(Figure record extracts)
========

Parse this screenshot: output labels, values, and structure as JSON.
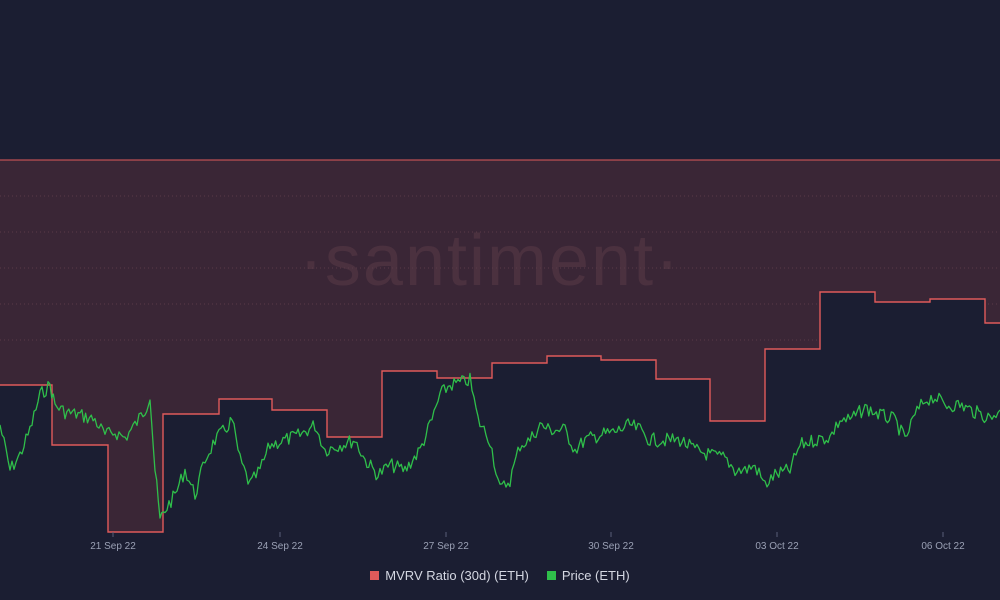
{
  "chart_data": {
    "type": "line",
    "watermark": "·santiment·",
    "x_ticks": [
      "21 Sep 22",
      "24 Sep 22",
      "27 Sep 22",
      "30 Sep 22",
      "03 Oct 22",
      "06 Oct 22"
    ],
    "series": [
      {
        "name": "MVRV Ratio (30d) (ETH)",
        "color": "#e05a5a",
        "step": true,
        "values": [
          [
            0,
            0.05
          ],
          [
            0.05,
            0.055
          ],
          [
            0.1,
            0.045
          ],
          [
            0.2,
            0.0
          ],
          [
            0.29,
            0.053
          ],
          [
            0.38,
            0.06
          ],
          [
            0.48,
            0.055
          ],
          [
            0.58,
            0.04
          ],
          [
            0.69,
            0.065
          ],
          [
            0.8,
            0.06
          ],
          [
            0.9,
            0.067
          ],
          [
            1.0,
            0.066
          ],
          [
            1.1,
            0.062
          ],
          [
            1.2,
            0.03
          ],
          [
            1.31,
            0.076
          ],
          [
            1.41,
            0.098
          ],
          [
            1.51,
            0.096
          ],
          [
            1.61,
            0.097
          ],
          [
            1.71,
            0.091
          ],
          [
            1.75,
            0.091
          ]
        ]
      },
      {
        "name": "Price (ETH)",
        "color": "#2fbf4a",
        "values": []
      }
    ],
    "band": {
      "from": 0.0,
      "to": 0.12
    }
  },
  "legend": {
    "mvrv_label": "MVRV Ratio (30d) (ETH)",
    "price_label": "Price (ETH)",
    "mvrv_color": "#e05a5a",
    "price_color": "#2fbf4a"
  }
}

========

### [Set exercise]
Omit every picture, then reproduce the rest of the listing exactly.

### [Response to this task]
Parse this screenshot: output labels, values, and structure as JSON.
{
  "chart_data": {
    "type": "line",
    "watermark": "·santiment·",
    "x_ticks": [
      "21 Sep 22",
      "24 Sep 22",
      "27 Sep 22",
      "30 Sep 22",
      "03 Oct 22",
      "06 Oct 22"
    ],
    "series": [
      {
        "name": "MVRV Ratio (30d) (ETH)",
        "color": "#e05a5a",
        "step": true,
        "values": [
          [
            0,
            0.05
          ],
          [
            0.05,
            0.055
          ],
          [
            0.1,
            0.045
          ],
          [
            0.2,
            0.0
          ],
          [
            0.29,
            0.053
          ],
          [
            0.38,
            0.06
          ],
          [
            0.48,
            0.055
          ],
          [
            0.58,
            0.04
          ],
          [
            0.69,
            0.065
          ],
          [
            0.8,
            0.06
          ],
          [
            0.9,
            0.067
          ],
          [
            1.0,
            0.066
          ],
          [
            1.1,
            0.062
          ],
          [
            1.2,
            0.03
          ],
          [
            1.31,
            0.076
          ],
          [
            1.41,
            0.098
          ],
          [
            1.51,
            0.096
          ],
          [
            1.61,
            0.097
          ],
          [
            1.71,
            0.091
          ],
          [
            1.75,
            0.091
          ]
        ]
      },
      {
        "name": "Price (ETH)",
        "color": "#2fbf4a",
        "values": []
      }
    ],
    "band": {
      "from": 0.0,
      "to": 0.12
    }
  },
  "legend": {
    "mvrv_label": "MVRV Ratio (30d) (ETH)",
    "price_label": "Price (ETH)",
    "mvrv_color": "#e05a5a",
    "price_color": "#2fbf4a"
  }
}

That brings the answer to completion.